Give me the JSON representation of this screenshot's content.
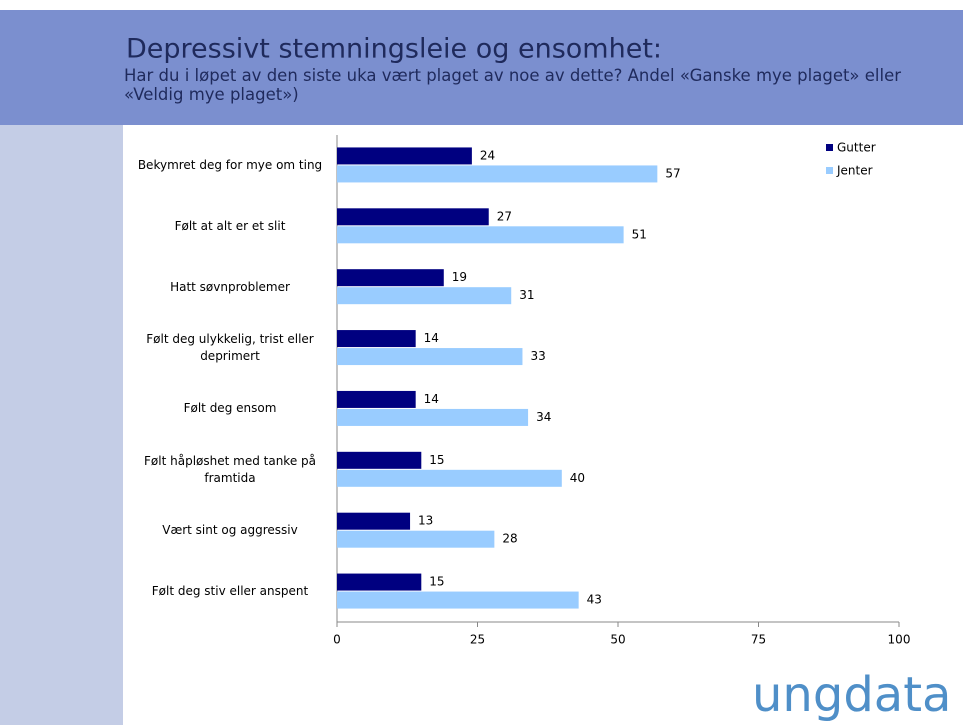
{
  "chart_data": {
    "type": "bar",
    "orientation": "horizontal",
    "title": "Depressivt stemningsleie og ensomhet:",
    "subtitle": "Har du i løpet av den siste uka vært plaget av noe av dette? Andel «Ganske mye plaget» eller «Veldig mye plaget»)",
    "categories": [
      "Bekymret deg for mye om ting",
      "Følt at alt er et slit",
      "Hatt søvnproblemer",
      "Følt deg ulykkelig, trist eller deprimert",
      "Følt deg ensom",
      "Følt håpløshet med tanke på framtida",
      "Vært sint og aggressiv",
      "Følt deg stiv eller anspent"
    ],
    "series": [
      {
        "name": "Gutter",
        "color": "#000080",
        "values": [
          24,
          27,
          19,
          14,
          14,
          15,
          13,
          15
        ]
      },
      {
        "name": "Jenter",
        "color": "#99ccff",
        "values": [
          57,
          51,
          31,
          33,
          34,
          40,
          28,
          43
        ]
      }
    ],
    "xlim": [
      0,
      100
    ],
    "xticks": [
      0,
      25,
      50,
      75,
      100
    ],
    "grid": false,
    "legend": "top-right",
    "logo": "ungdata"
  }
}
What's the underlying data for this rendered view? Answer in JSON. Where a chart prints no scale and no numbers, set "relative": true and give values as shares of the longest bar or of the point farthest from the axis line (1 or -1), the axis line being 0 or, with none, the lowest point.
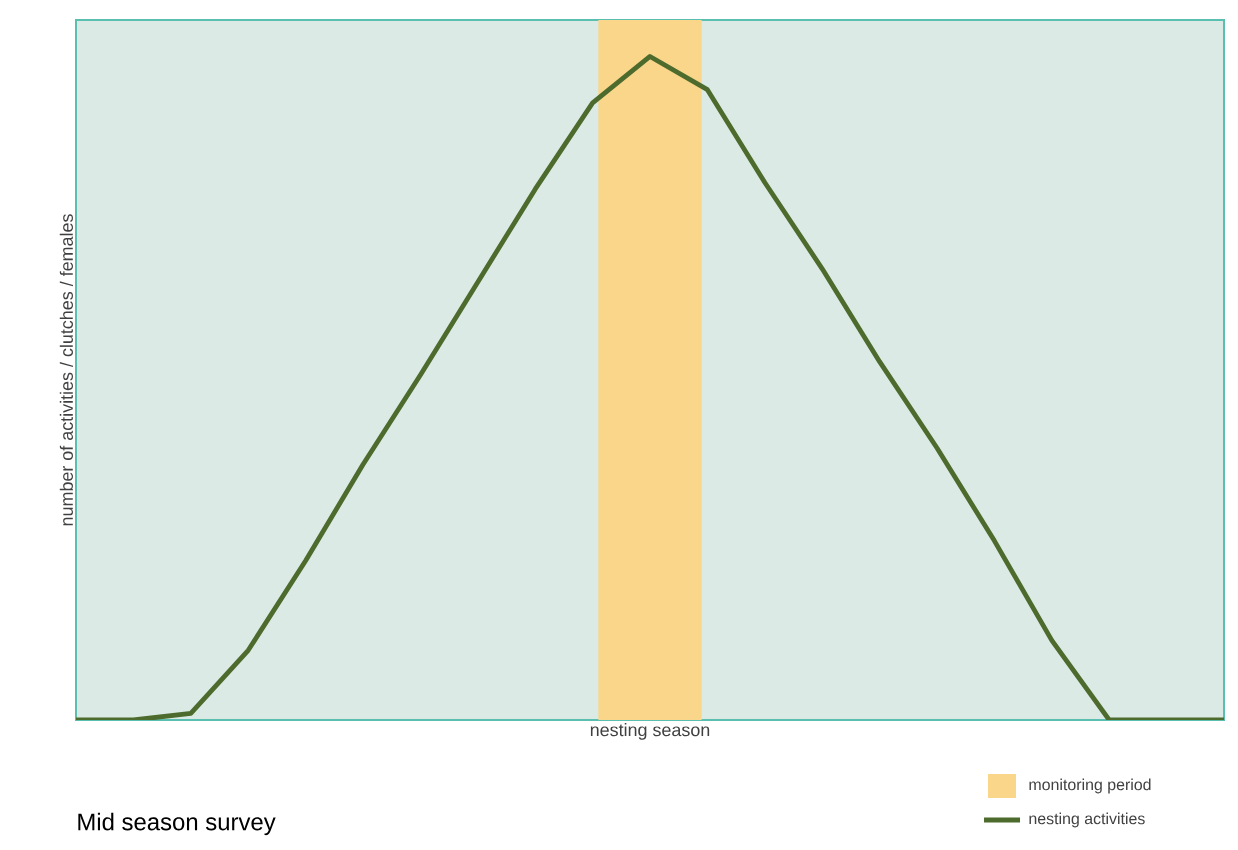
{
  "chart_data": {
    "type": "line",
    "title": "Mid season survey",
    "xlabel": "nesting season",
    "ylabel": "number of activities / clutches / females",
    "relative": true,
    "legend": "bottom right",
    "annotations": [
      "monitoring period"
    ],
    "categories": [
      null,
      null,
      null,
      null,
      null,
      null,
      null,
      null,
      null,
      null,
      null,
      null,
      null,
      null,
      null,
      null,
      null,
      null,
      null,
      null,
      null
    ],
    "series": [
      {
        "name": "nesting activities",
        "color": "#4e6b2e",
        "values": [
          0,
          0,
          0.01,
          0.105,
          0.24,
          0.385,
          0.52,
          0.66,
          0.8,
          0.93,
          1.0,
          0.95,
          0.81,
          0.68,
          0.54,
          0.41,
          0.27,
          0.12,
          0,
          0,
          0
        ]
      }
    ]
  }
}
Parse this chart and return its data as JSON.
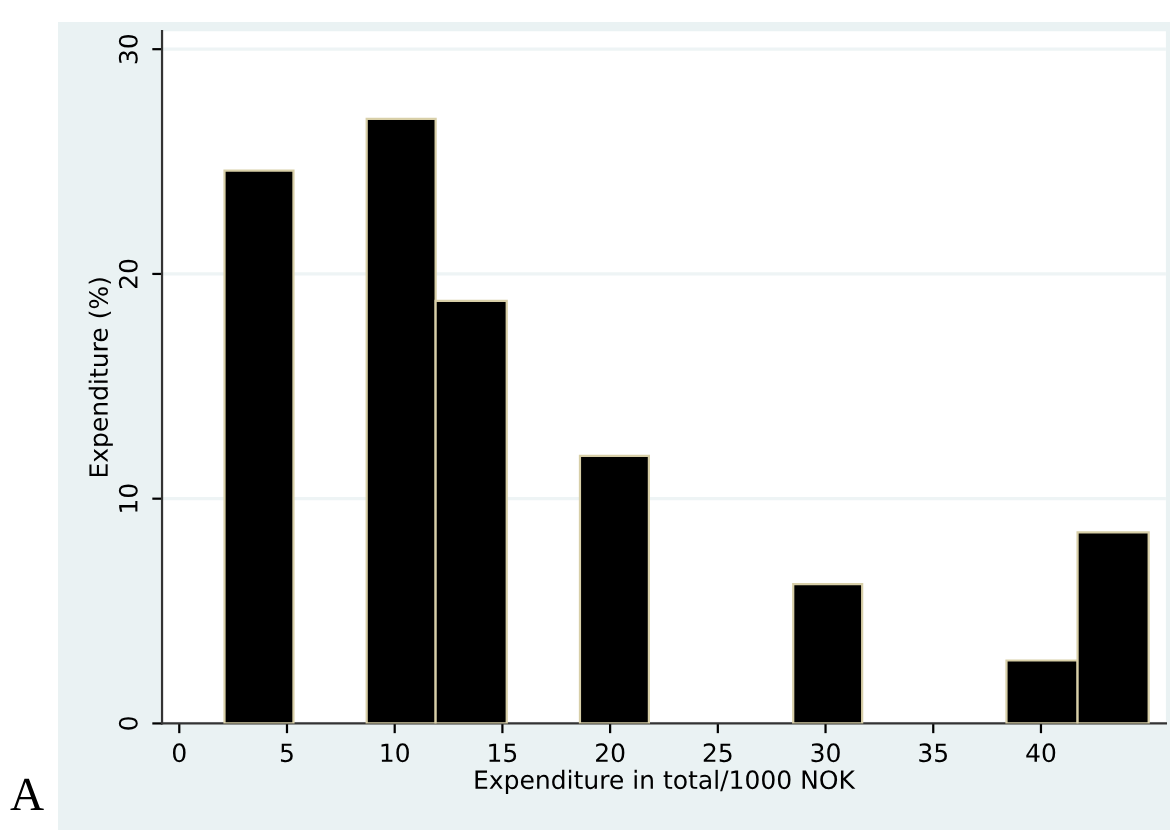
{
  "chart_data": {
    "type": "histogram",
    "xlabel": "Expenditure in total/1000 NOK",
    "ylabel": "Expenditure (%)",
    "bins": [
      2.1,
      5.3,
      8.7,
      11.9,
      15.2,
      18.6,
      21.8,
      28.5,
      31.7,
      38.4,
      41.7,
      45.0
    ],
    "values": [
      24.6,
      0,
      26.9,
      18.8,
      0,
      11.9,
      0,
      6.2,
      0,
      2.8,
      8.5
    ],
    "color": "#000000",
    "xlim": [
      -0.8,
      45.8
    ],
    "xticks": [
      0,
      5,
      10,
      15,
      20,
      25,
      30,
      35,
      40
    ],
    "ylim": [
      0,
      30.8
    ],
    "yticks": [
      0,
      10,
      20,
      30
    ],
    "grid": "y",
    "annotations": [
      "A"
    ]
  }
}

◆ ◆ ◆

**WRITTEN EXERCISE:**
Leave out the pictures and retype every line above exactly.

**RESULT:**
Give me the JSON representation of this screenshot's content.
{
  "chart_data": {
    "type": "bar",
    "orientation": "horizontal",
    "title": "Depressivt stemningsleie og ensomhet:",
    "subtitle": "Har du i løpet av den siste uka vært plaget av noe av dette? Andel «Ganske mye plaget» eller «Veldig mye plaget»)",
    "categories": [
      "Bekymret deg for mye om ting",
      "Følt at alt er et slit",
      "Hatt søvnproblemer",
      "Følt deg ulykkelig, trist eller deprimert",
      "Følt deg ensom",
      "Følt håpløshet med tanke på framtida",
      "Vært sint og aggressiv",
      "Følt deg stiv eller anspent"
    ],
    "series": [
      {
        "name": "Gutter",
        "color": "#000080",
        "values": [
          24,
          27,
          19,
          14,
          14,
          15,
          13,
          15
        ]
      },
      {
        "name": "Jenter",
        "color": "#99ccff",
        "values": [
          57,
          51,
          31,
          33,
          34,
          40,
          28,
          43
        ]
      }
    ],
    "xlim": [
      0,
      100
    ],
    "xticks": [
      0,
      25,
      50,
      75,
      100
    ],
    "grid": false,
    "legend": "top-right",
    "logo": "ungdata"
  }
}
What's the underlying data for this rendered view? Answer in JSON. Where a chart prints no scale and no numbers, set "relative": true and give values as shares of the longest bar or of the point farthest from the axis line (1 or -1), the axis line being 0 or, with none, the lowest point.
{
  "chart_data": {
    "type": "line",
    "title": "Mid season survey",
    "xlabel": "nesting season",
    "ylabel": "number of activities / clutches / females",
    "relative": true,
    "legend": "bottom right",
    "annotations": [
      "monitoring period"
    ],
    "categories": [
      null,
      null,
      null,
      null,
      null,
      null,
      null,
      null,
      null,
      null,
      null,
      null,
      null,
      null,
      null,
      null,
      null,
      null,
      null,
      null,
      null
    ],
    "series": [
      {
        "name": "nesting activities",
        "color": "#4e6b2e",
        "values": [
          0,
          0,
          0.01,
          0.105,
          0.24,
          0.385,
          0.52,
          0.66,
          0.8,
          0.93,
          1.0,
          0.95,
          0.81,
          0.68,
          0.54,
          0.41,
          0.27,
          0.12,
          0,
          0,
          0
        ]
      }
    ]
  }
}
Parse this chart and return its data as JSON.
{
  "chart_data": {
    "type": "histogram",
    "xlabel": "Expenditure in total/1000 NOK",
    "ylabel": "Expenditure (%)",
    "bins": [
      2.1,
      5.3,
      8.7,
      11.9,
      15.2,
      18.6,
      21.8,
      28.5,
      31.7,
      38.4,
      41.7,
      45.0
    ],
    "values": [
      24.6,
      0,
      26.9,
      18.8,
      0,
      11.9,
      0,
      6.2,
      0,
      2.8,
      8.5
    ],
    "color": "#000000",
    "xlim": [
      -0.8,
      45.8
    ],
    "xticks": [
      0,
      5,
      10,
      15,
      20,
      25,
      30,
      35,
      40
    ],
    "ylim": [
      0,
      30.8
    ],
    "yticks": [
      0,
      10,
      20,
      30
    ],
    "grid": "y",
    "annotations": [
      "A"
    ]
  }
}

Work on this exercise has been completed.